What the task asks ::
Leaving out all images, write out the records that follow exactly.

(Records about charts and figures)
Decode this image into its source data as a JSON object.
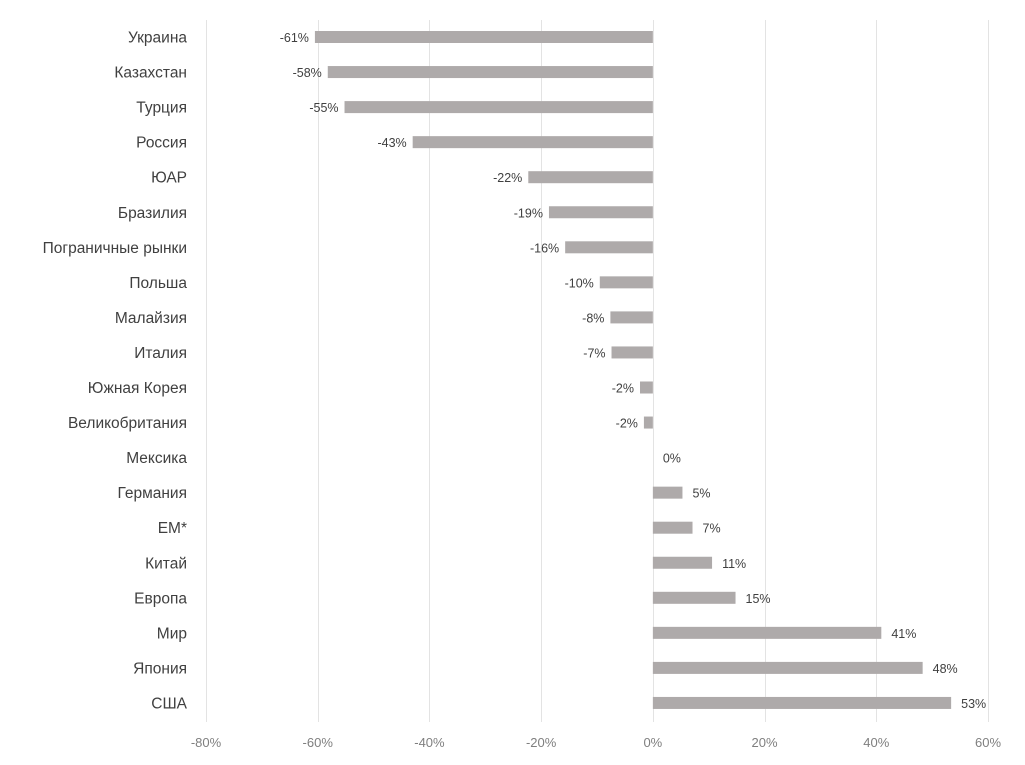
{
  "chart_data": {
    "type": "bar",
    "orientation": "horizontal",
    "title": "",
    "xlabel": "",
    "ylabel": "",
    "categories": [
      "Украина",
      "Казахстан",
      "Турция",
      "Россия",
      "ЮАР",
      "Бразилия",
      "Пограничные рынки",
      "Польша",
      "Малайзия",
      "Италия",
      "Южная Корея",
      "Великобритания",
      "Мексика",
      "Германия",
      "EM*",
      "Китай",
      "Европа",
      "Мир",
      "Япония",
      "США"
    ],
    "values": [
      -60.5,
      -58.2,
      -55.2,
      -43.0,
      -22.3,
      -18.6,
      -15.7,
      -9.5,
      -7.6,
      -7.4,
      -2.3,
      -1.6,
      0.0,
      5.3,
      7.1,
      10.6,
      14.8,
      40.9,
      48.3,
      53.4
    ],
    "value_labels": [
      "-61%",
      "-58%",
      "-55%",
      "-43%",
      "-22%",
      "-19%",
      "-16%",
      "-10%",
      "-8%",
      "-7%",
      "-2%",
      "-2%",
      "0%",
      "5%",
      "7%",
      "11%",
      "15%",
      "41%",
      "48%",
      "53%"
    ],
    "xlim": [
      -80,
      60
    ],
    "xticks": [
      -80,
      -60,
      -40,
      -20,
      0,
      20,
      40,
      60
    ],
    "xtick_labels": [
      "-80%",
      "-60%",
      "-40%",
      "-20%",
      "0%",
      "20%",
      "40%",
      "60%"
    ],
    "grid": true,
    "legend": "none",
    "colors": {
      "bar": "#aeaaaa",
      "grid": "#e3e3e3",
      "text": "#404040",
      "tick_text": "#7f7f7f"
    }
  }
}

The result ::
Decode this image into its source data as a JSON object.
{
  "chart_data": {
    "type": "bar",
    "orientation": "horizontal",
    "title": "",
    "xlabel": "",
    "ylabel": "",
    "categories": [
      "Украина",
      "Казахстан",
      "Турция",
      "Россия",
      "ЮАР",
      "Бразилия",
      "Пограничные рынки",
      "Польша",
      "Малайзия",
      "Италия",
      "Южная Корея",
      "Великобритания",
      "Мексика",
      "Германия",
      "EM*",
      "Китай",
      "Европа",
      "Мир",
      "Япония",
      "США"
    ],
    "values": [
      -60.5,
      -58.2,
      -55.2,
      -43.0,
      -22.3,
      -18.6,
      -15.7,
      -9.5,
      -7.6,
      -7.4,
      -2.3,
      -1.6,
      0.0,
      5.3,
      7.1,
      10.6,
      14.8,
      40.9,
      48.3,
      53.4
    ],
    "value_labels": [
      "-61%",
      "-58%",
      "-55%",
      "-43%",
      "-22%",
      "-19%",
      "-16%",
      "-10%",
      "-8%",
      "-7%",
      "-2%",
      "-2%",
      "0%",
      "5%",
      "7%",
      "11%",
      "15%",
      "41%",
      "48%",
      "53%"
    ],
    "xlim": [
      -80,
      60
    ],
    "xticks": [
      -80,
      -60,
      -40,
      -20,
      0,
      20,
      40,
      60
    ],
    "xtick_labels": [
      "-80%",
      "-60%",
      "-40%",
      "-20%",
      "0%",
      "20%",
      "40%",
      "60%"
    ],
    "grid": true,
    "legend": "none",
    "colors": {
      "bar": "#aeaaaa",
      "grid": "#e3e3e3",
      "text": "#404040",
      "tick_text": "#7f7f7f"
    }
  }
}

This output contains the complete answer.